== Records supplied ==

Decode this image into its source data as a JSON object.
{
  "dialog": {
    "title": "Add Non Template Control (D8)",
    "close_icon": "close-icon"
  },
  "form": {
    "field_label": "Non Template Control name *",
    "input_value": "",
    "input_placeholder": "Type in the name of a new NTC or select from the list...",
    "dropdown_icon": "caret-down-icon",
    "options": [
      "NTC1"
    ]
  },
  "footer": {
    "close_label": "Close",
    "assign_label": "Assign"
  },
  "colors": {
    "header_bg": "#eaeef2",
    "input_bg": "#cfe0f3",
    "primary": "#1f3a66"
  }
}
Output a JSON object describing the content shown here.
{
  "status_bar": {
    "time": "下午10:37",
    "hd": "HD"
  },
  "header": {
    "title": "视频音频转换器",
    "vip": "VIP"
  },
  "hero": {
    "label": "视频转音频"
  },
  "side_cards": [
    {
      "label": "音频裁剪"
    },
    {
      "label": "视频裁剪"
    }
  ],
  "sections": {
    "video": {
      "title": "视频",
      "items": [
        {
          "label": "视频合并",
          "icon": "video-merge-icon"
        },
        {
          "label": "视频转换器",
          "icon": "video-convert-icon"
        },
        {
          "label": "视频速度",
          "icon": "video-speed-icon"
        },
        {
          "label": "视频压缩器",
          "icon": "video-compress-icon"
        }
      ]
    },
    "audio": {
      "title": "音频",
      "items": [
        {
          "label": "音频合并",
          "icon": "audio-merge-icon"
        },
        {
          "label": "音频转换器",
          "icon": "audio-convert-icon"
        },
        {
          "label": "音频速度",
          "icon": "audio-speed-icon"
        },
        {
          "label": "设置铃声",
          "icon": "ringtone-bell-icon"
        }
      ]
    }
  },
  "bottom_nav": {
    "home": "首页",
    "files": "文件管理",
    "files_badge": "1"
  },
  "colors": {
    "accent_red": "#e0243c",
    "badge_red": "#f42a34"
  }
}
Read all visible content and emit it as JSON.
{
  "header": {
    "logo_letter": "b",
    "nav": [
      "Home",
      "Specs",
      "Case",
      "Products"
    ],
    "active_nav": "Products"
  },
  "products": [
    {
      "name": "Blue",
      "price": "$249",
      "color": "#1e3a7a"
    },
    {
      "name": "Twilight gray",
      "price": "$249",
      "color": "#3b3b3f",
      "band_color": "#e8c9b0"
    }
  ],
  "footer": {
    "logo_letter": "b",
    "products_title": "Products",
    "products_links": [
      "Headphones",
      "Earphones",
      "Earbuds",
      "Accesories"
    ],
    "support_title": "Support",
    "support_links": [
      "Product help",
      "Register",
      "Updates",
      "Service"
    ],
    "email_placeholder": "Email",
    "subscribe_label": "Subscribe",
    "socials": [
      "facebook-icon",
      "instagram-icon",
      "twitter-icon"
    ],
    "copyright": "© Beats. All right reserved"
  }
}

===

- **Prompt**
All of the entries must be written out exactly as they stand.

- **The answer**
Decode this image into its source data as a JSON object.
{
  "dialog": {
    "title": "Add Non Template Control (D8)",
    "close_icon": "close-icon"
  },
  "form": {
    "field_label": "Non Template Control name *",
    "input_value": "",
    "input_placeholder": "Type in the name of a new NTC or select from the list...",
    "dropdown_icon": "caret-down-icon",
    "options": [
      "NTC1"
    ]
  },
  "footer": {
    "close_label": "Close",
    "assign_label": "Assign"
  },
  "colors": {
    "header_bg": "#eaeef2",
    "input_bg": "#cfe0f3",
    "primary": "#1f3a66"
  }
}
Output a JSON object describing the content shown here.
{
  "status_bar": {
    "time": "下午10:37",
    "hd": "HD"
  },
  "header": {
    "title": "视频音频转换器",
    "vip": "VIP"
  },
  "hero": {
    "label": "视频转音频"
  },
  "side_cards": [
    {
      "label": "音频裁剪"
    },
    {
      "label": "视频裁剪"
    }
  ],
  "sections": {
    "video": {
      "title": "视频",
      "items": [
        {
          "label": "视频合并",
          "icon": "video-merge-icon"
        },
        {
          "label": "视频转换器",
          "icon": "video-convert-icon"
        },
        {
          "label": "视频速度",
          "icon": "video-speed-icon"
        },
        {
          "label": "视频压缩器",
          "icon": "video-compress-icon"
        }
      ]
    },
    "audio": {
      "title": "音频",
      "items": [
        {
          "label": "音频合并",
          "icon": "audio-merge-icon"
        },
        {
          "label": "音频转换器",
          "icon": "audio-convert-icon"
        },
        {
          "label": "音频速度",
          "icon": "audio-speed-icon"
        },
        {
          "label": "设置铃声",
          "icon": "ringtone-bell-icon"
        }
      ]
    }
  },
  "bottom_nav": {
    "home": "首页",
    "files": "文件管理",
    "files_badge": "1"
  },
  "colors": {
    "accent_red": "#e0243c",
    "badge_red": "#f42a34"
  }
}
Read all visible content and emit it as JSON.
{
  "header": {
    "logo_letter": "b",
    "nav": [
      "Home",
      "Specs",
      "Case",
      "Products"
    ],
    "active_nav": "Products"
  },
  "products": [
    {
      "name": "Blue",
      "price": "$249",
      "color": "#1e3a7a"
    },
    {
      "name": "Twilight gray",
      "price": "$249",
      "color": "#3b3b3f",
      "band_color": "#e8c9b0"
    }
  ],
  "footer": {
    "logo_letter": "b",
    "products_title": "Products",
    "products_links": [
      "Headphones",
      "Earphones",
      "Earbuds",
      "Accesories"
    ],
    "support_title": "Support",
    "support_links": [
      "Product help",
      "Register",
      "Updates",
      "Service"
    ],
    "email_placeholder": "Email",
    "subscribe_label": "Subscribe",
    "socials": [
      "facebook-icon",
      "instagram-icon",
      "twitter-icon"
    ],
    "copyright": "© Beats. All right reserved"
  }
}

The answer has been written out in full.